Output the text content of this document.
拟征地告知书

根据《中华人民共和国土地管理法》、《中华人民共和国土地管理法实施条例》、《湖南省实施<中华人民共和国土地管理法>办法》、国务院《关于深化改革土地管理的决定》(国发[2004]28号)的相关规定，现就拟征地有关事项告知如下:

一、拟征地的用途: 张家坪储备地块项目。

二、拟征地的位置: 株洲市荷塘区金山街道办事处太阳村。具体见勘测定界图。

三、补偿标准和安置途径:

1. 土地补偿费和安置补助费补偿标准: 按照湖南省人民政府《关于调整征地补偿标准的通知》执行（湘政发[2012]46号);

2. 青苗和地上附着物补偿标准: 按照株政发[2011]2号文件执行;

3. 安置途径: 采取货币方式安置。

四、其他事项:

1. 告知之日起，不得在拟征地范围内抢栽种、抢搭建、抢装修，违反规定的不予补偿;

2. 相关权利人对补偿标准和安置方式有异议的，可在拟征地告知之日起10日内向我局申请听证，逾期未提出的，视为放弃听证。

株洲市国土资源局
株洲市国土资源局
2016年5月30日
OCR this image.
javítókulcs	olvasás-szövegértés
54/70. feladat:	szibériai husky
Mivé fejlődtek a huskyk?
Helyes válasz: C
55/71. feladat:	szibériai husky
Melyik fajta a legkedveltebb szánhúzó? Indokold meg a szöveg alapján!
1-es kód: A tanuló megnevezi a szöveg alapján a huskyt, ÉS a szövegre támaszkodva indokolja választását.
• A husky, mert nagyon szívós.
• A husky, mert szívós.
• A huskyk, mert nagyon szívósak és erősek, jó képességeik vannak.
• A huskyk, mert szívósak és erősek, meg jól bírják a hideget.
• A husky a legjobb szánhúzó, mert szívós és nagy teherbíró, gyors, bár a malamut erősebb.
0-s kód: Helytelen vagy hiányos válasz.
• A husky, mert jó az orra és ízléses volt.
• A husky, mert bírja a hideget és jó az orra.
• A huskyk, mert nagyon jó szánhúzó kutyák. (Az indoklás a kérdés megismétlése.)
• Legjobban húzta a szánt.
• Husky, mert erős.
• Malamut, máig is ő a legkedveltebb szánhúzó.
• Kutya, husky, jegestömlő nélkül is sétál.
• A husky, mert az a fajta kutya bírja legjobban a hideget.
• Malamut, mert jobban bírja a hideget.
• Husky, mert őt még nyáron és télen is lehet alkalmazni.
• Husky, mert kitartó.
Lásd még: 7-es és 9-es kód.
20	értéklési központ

____________________

• **REQUIREMENT**:
Look through the listing and extract every line with "erősek" in it.

• **SOLUTION FOR THIS TASK**:
• A huskyk, mert nagyon szívósak és erősek, jó képességeik vannak.
• A huskyk, mert szívósak és erősek, meg jól bírják a hideget.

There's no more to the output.